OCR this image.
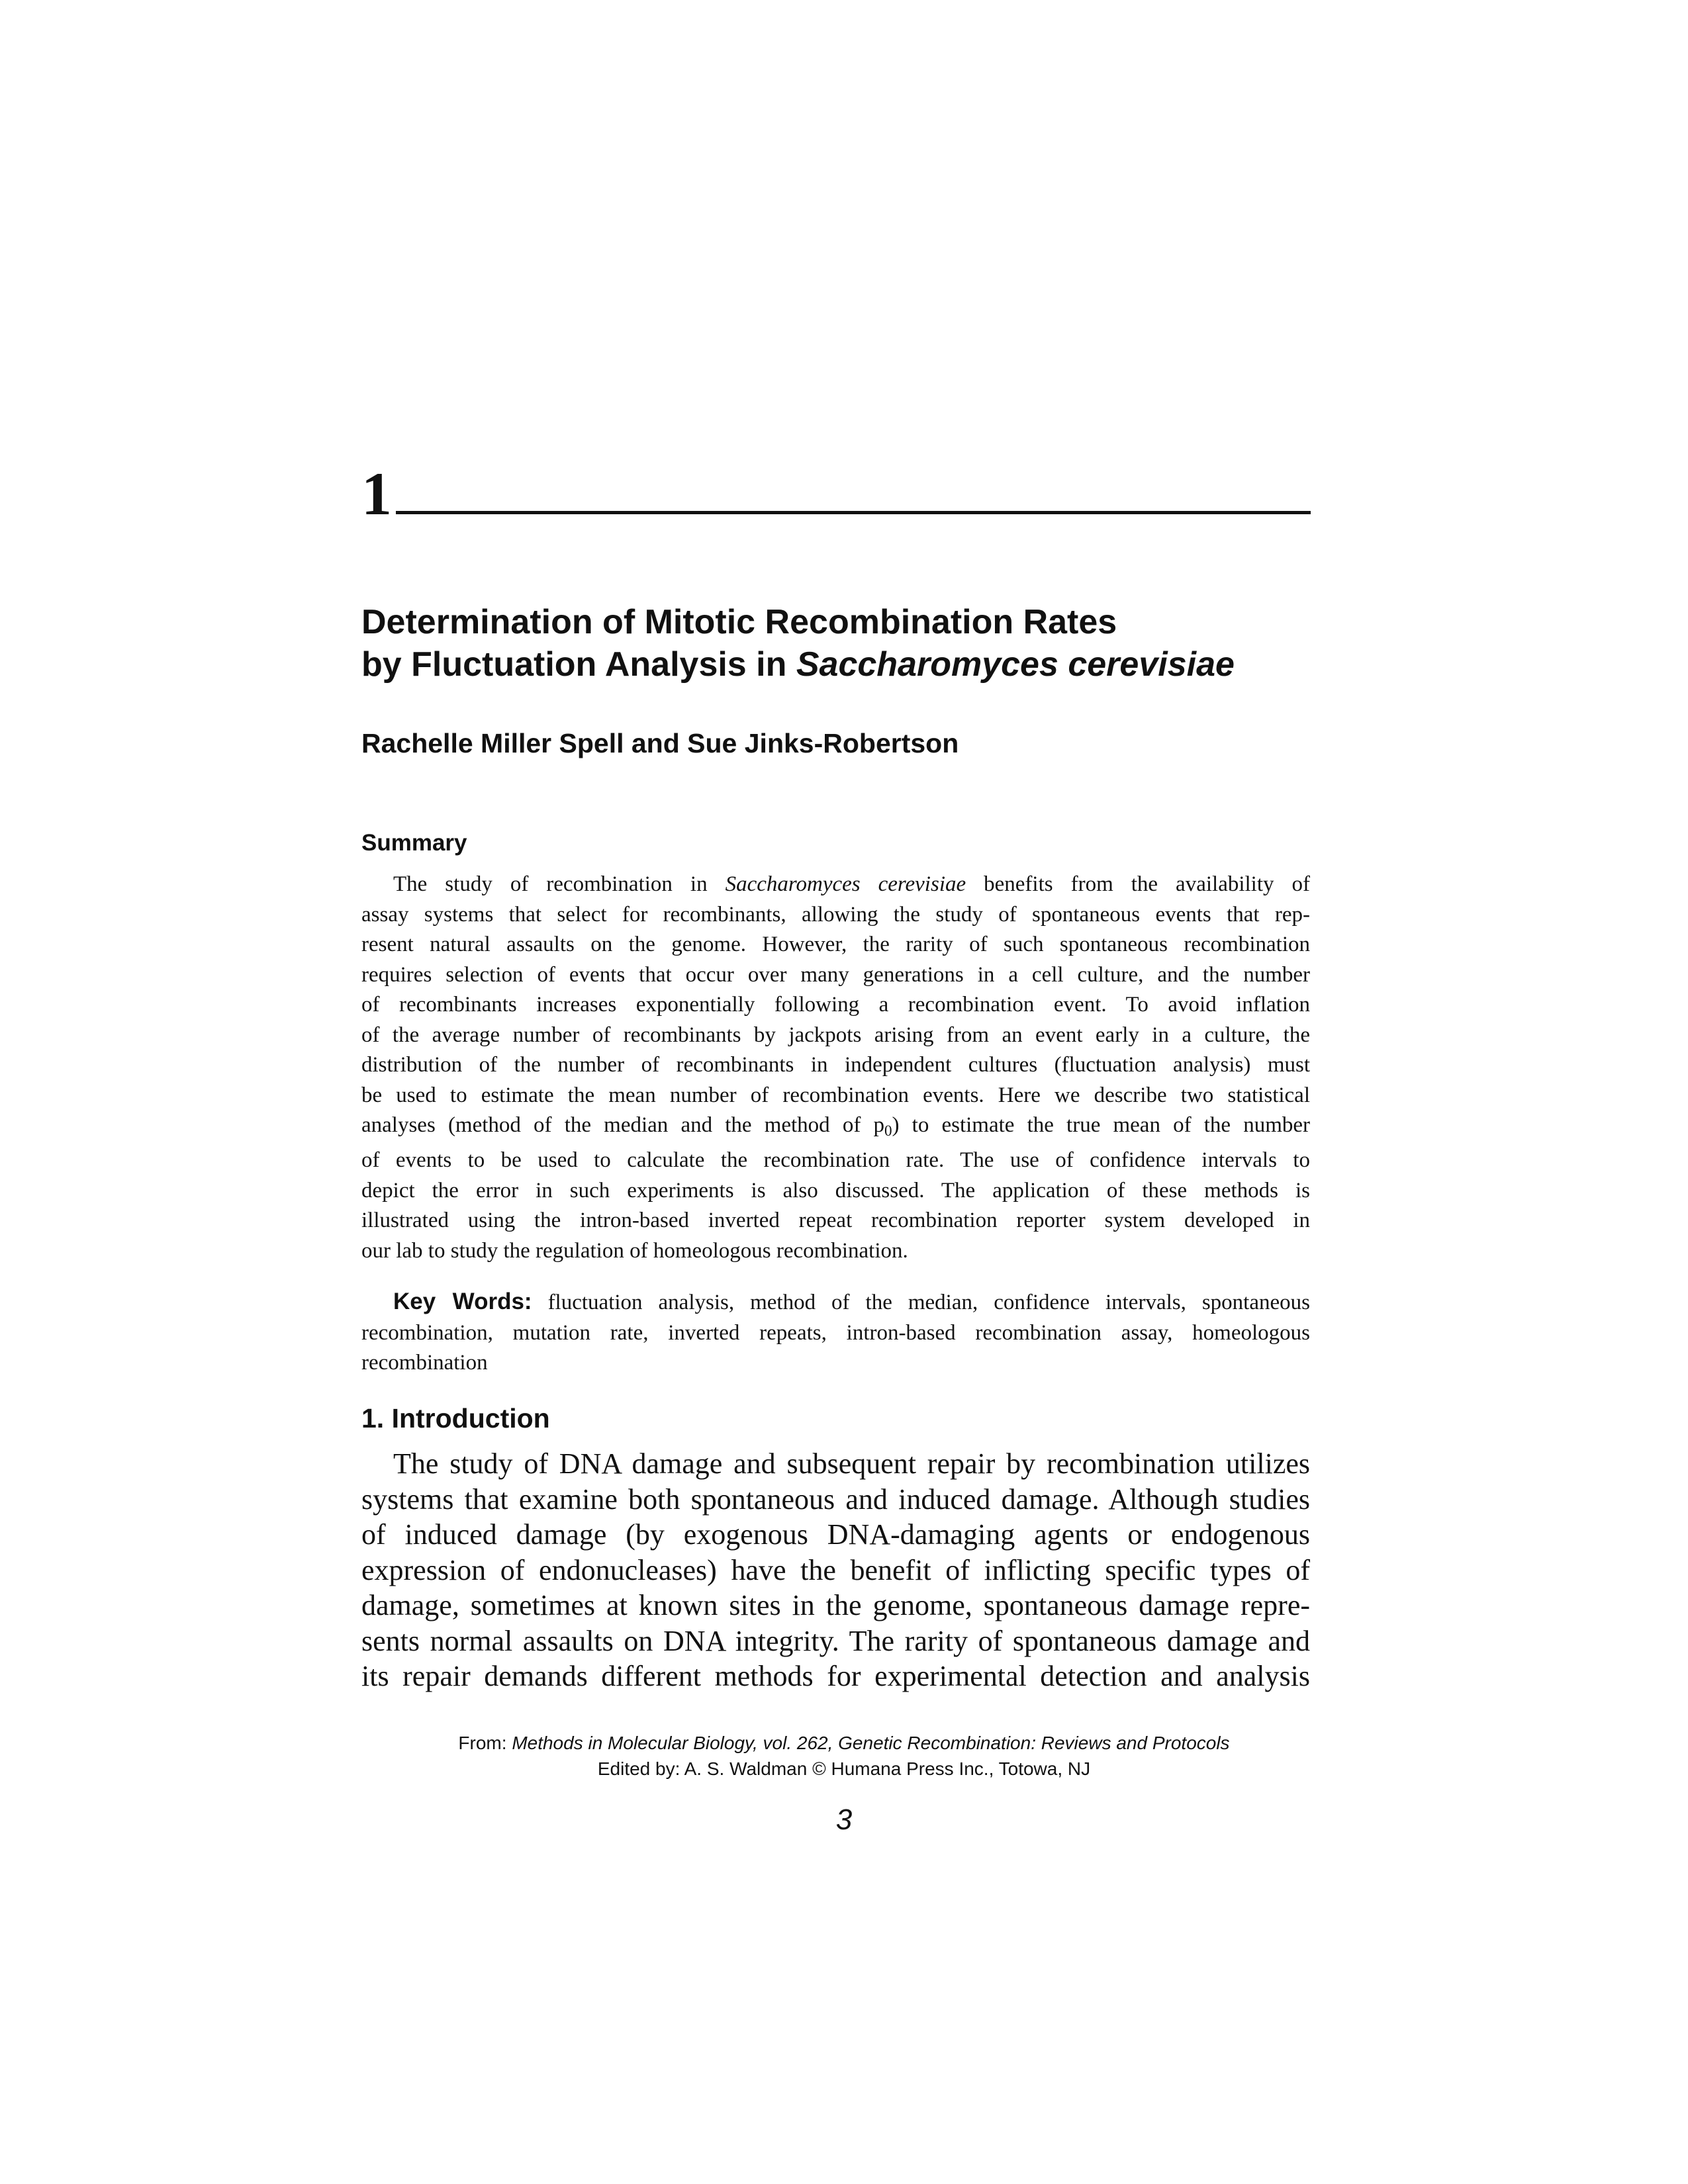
1
Determination of Mitotic Recombination Rates
by Fluctuation Analysis in Saccharomyces cerevisiae
Rachelle Miller Spell and Sue Jinks-Robertson
Summary
The study of recombination in Saccharomyces cerevisiae benefits from the availability of
assay systems that select for recombinants, allowing the study of spontaneous events that rep-
resent natural assaults on the genome. However, the rarity of such spontaneous recombination
requires selection of events that occur over many generations in a cell culture, and the number
of recombinants increases exponentially following a recombination event. To avoid inflation
of the average number of recombinants by jackpots arising from an event early in a culture, the
distribution of the number of recombinants in independent cultures (fluctuation analysis) must
be used to estimate the mean number of recombination events. Here we describe two statistical
analyses (method of the median and the method of $p_0$) to estimate the true mean of the number
of events to be used to calculate the recombination rate. The use of confidence intervals to
depict the error in such experiments is also discussed. The application of these methods is
illustrated using the intron-based inverted repeat recombination reporter system developed in
our lab to study the regulation of homeologous recombination.
Key Words: fluctuation analysis, method of the median, confidence intervals, spontaneous
recombination, mutation rate, inverted repeats, intron-based recombination assay, homeologous
recombination
1. Introduction
The study of DNA damage and subsequent repair by recombination utilizes
systems that examine both spontaneous and induced damage. Although studies
of induced damage (by exogenous DNA-damaging agents or endogenous
expression of endonucleases) have the benefit of inflicting specific types of
damage, sometimes at known sites in the genome, spontaneous damage repre-
sents normal assaults on DNA integrity. The rarity of spontaneous damage and
its repair demands different methods for experimental detection and analysis
From: Methods in Molecular Biology, vol. 262, Genetic Recombination: Reviews and Protocols
Edited by: A. S. Waldman © Humana Press Inc., Totowa, NJ
3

» DESCRIPTION OF THE TASK
Transcribe every record above exactly, leaving out the pictures.

» SOLUTION BELOW
OCR this image.
1
Determination of Mitotic Recombination Rates
by Fluctuation Analysis in Saccharomyces cerevisiae
Rachelle Miller Spell and Sue Jinks-Robertson
Summary
The study of recombination in Saccharomyces cerevisiae benefits from the availability of
assay systems that select for recombinants, allowing the study of spontaneous events that rep-
resent natural assaults on the genome. However, the rarity of such spontaneous recombination
requires selection of events that occur over many generations in a cell culture, and the number
of recombinants increases exponentially following a recombination event. To avoid inflation
of the average number of recombinants by jackpots arising from an event early in a culture, the
distribution of the number of recombinants in independent cultures (fluctuation analysis) must
be used to estimate the mean number of recombination events. Here we describe two statistical
analyses (method of the median and the method of $p_0$) to estimate the true mean of the number
of events to be used to calculate the recombination rate. The use of confidence intervals to
depict the error in such experiments is also discussed. The application of these methods is
illustrated using the intron-based inverted repeat recombination reporter system developed in
our lab to study the regulation of homeologous recombination.
Key Words: fluctuation analysis, method of the median, confidence intervals, spontaneous
recombination, mutation rate, inverted repeats, intron-based recombination assay, homeologous
recombination
1. Introduction
The study of DNA damage and subsequent repair by recombination utilizes
systems that examine both spontaneous and induced damage. Although studies
of induced damage (by exogenous DNA-damaging agents or endogenous
expression of endonucleases) have the benefit of inflicting specific types of
damage, sometimes at known sites in the genome, spontaneous damage repre-
sents normal assaults on DNA integrity. The rarity of spontaneous damage and
its repair demands different methods for experimental detection and analysis
From: Methods in Molecular Biology, vol. 262, Genetic Recombination: Reviews and Protocols
Edited by: A. S. Waldman © Humana Press Inc., Totowa, NJ
3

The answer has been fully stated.